--- Record extracts ---

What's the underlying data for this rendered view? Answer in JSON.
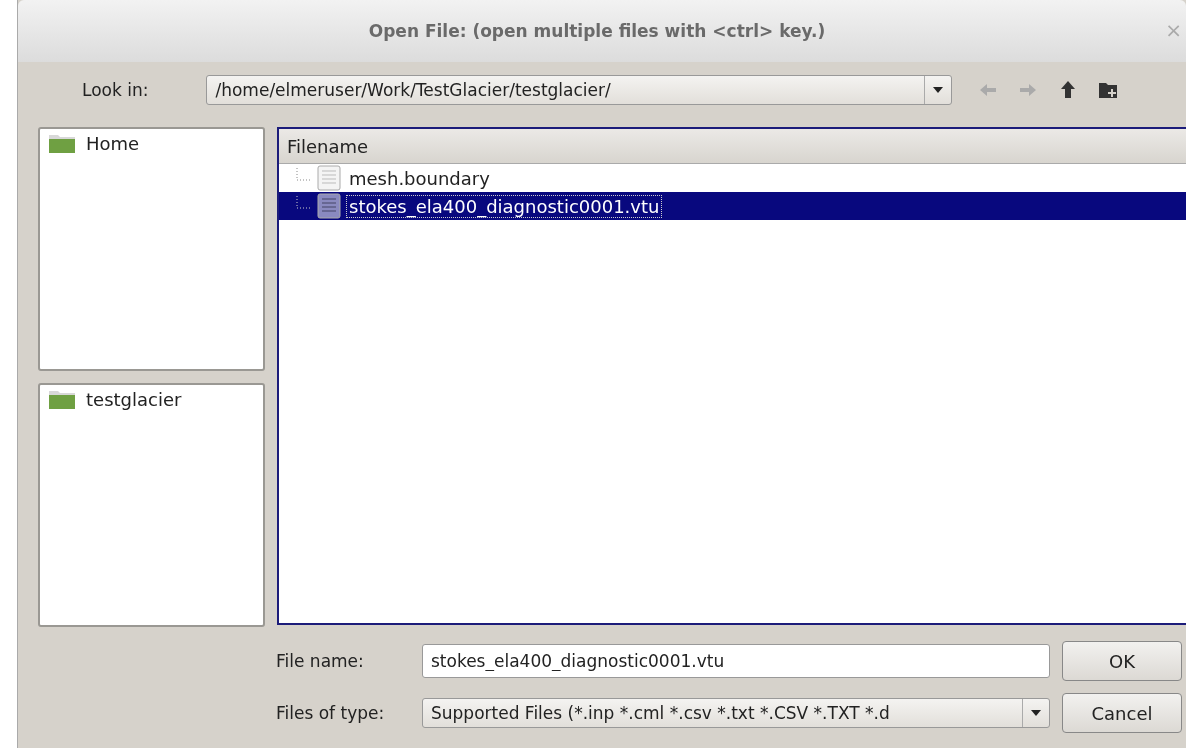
{
  "window": {
    "title": "Open File:  (open multiple files with <ctrl> key.)",
    "close": "×"
  },
  "look_in": {
    "label": "Look in:",
    "value": "/home/elmeruser/Work/TestGlacier/testglacier/"
  },
  "places": [
    {
      "label": "Home"
    }
  ],
  "recent": [
    {
      "label": "testglacier"
    }
  ],
  "file_list": {
    "column": "Filename",
    "rows": [
      {
        "name": "mesh.boundary",
        "selected": false
      },
      {
        "name": "stokes_ela400_diagnostic0001.vtu",
        "selected": true
      }
    ]
  },
  "file_name": {
    "label": "File name:",
    "value": "stokes_ela400_diagnostic0001.vtu"
  },
  "file_type": {
    "label": "Files of type:",
    "value": "Supported Files (*.inp  *.cml  *.csv *.txt *.CSV *.TXT  *.d"
  },
  "buttons": [
    {
      "label": "OK"
    },
    {
      "label": "Cancel"
    }
  ]
}
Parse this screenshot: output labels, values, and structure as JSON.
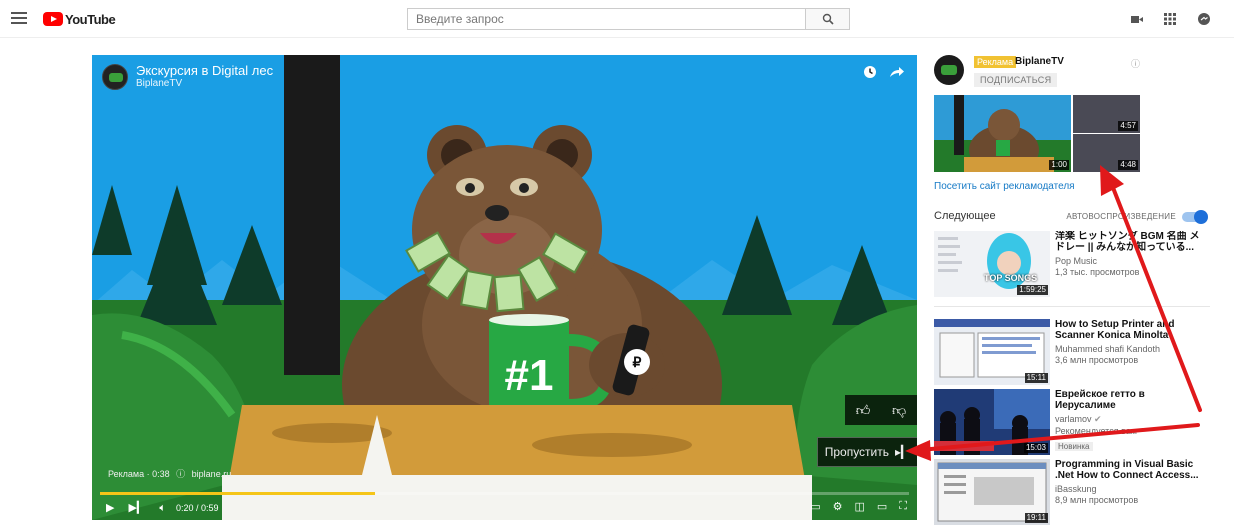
{
  "header": {
    "logo_text": "YouTube",
    "search_placeholder": "Введите запрос"
  },
  "player": {
    "title": "Экскурсия в Digital лес",
    "channel": "BiplaneTV",
    "ad_label": "Реклама · 0:38",
    "ad_site": "biplane.ru",
    "skip_label": "Пропустить",
    "time": "0:20 / 0:59",
    "progress": 0.34,
    "mug_text": "#1"
  },
  "ad_card": {
    "badge": "Реклама",
    "channel": "BiplaneTV",
    "subscribe": "ПОДПИСАТЬСЯ",
    "durations": [
      "1:00",
      "4:57",
      "4:48"
    ],
    "visit_link": "Посетить сайт рекламодателя"
  },
  "sidebar": {
    "next_label": "Следующее",
    "autoplay_label": "АВТОВОСПРОИЗВЕДЕНИЕ",
    "videos": [
      {
        "title": "洋楽 ヒットソング BGM 名曲 メドレー || みんなが知っている...",
        "channel": "Pop Music",
        "meta": "1,3 тыс. просмотров",
        "duration": "1:59:25",
        "thumb_text": "TOP SONGS"
      },
      {
        "title": "How to Setup Printer and Scanner Konica Minolta Bizhub...",
        "channel": "Muhammed shafi Kandoth",
        "meta": "3,6 млн просмотров",
        "duration": "15:11"
      },
      {
        "title": "Еврейское гетто в Иерусалиме",
        "channel": "varlamov",
        "meta": "Рекомендуется вам",
        "badge": "Новинка",
        "duration": "15:03"
      },
      {
        "title": "Programming in Visual Basic .Net How to Connect Access...",
        "channel": "iBasskung",
        "meta": "8,9 млн просмотров",
        "duration": "19:11"
      }
    ]
  },
  "colors": {
    "brand": "#ff0000",
    "progress": "#f5c518",
    "ad_badge": "#f1c232",
    "link": "#167ac6",
    "arrow": "#e0191b"
  }
}
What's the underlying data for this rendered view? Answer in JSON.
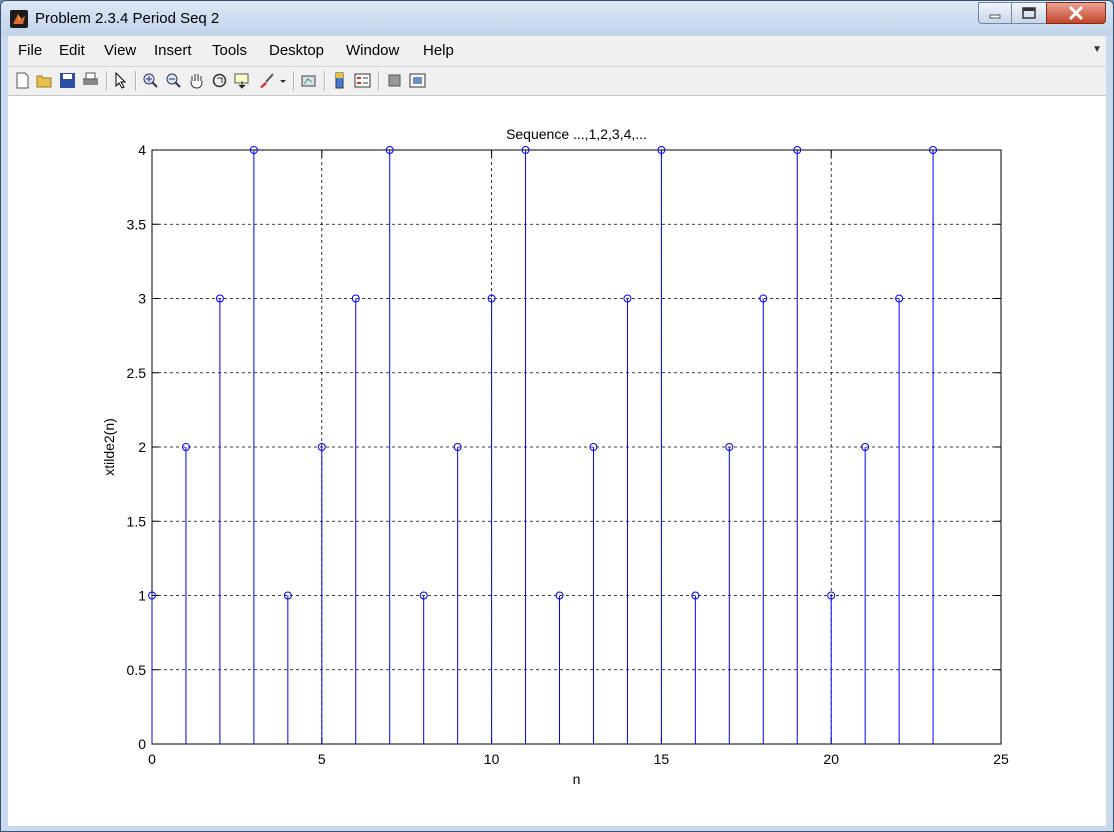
{
  "window": {
    "title": "Problem 2.3.4 Period Seq 2"
  },
  "menu": [
    "File",
    "Edit",
    "View",
    "Insert",
    "Tools",
    "Desktop",
    "Window",
    "Help"
  ],
  "toolbar_icons": [
    "new-file-icon",
    "open-folder-icon",
    "save-icon",
    "print-icon",
    "pointer-icon",
    "zoom-in-icon",
    "zoom-out-icon",
    "pan-hand-icon",
    "rotate-3d-icon",
    "data-cursor-icon",
    "brush-icon",
    "dropdown-arrow-icon",
    "link-plot-icon",
    "colorbar-icon",
    "legend-icon",
    "hide-plot-tools-icon",
    "show-plot-tools-icon"
  ],
  "colors": {
    "stem": "#0000ff",
    "grid": "#000000",
    "axes_bg": "#ffffff",
    "figure_bg": "#ffffff"
  },
  "chart_data": {
    "type": "stem",
    "title": "Sequence ...,1,2,3,4,...",
    "xlabel": "n",
    "ylabel": "xtilde2(n)",
    "xlim": [
      0,
      25
    ],
    "ylim": [
      0,
      4
    ],
    "xticks": [
      0,
      5,
      10,
      15,
      20,
      25
    ],
    "yticks": [
      0,
      0.5,
      1,
      1.5,
      2,
      2.5,
      3,
      3.5,
      4
    ],
    "grid": true,
    "x": [
      0,
      1,
      2,
      3,
      4,
      5,
      6,
      7,
      8,
      9,
      10,
      11,
      12,
      13,
      14,
      15,
      16,
      17,
      18,
      19,
      20,
      21,
      22,
      23
    ],
    "y": [
      1,
      2,
      3,
      4,
      1,
      2,
      3,
      4,
      1,
      2,
      3,
      4,
      1,
      2,
      3,
      4,
      1,
      2,
      3,
      4,
      1,
      2,
      3,
      4
    ]
  }
}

--- Exercise aim ---
Copy out each line of the data containing the string "plot".

--- Result for this task ---
    "link-plot-icon",
    "hide-plot-tools-icon",
    "show-plot-tools-icon"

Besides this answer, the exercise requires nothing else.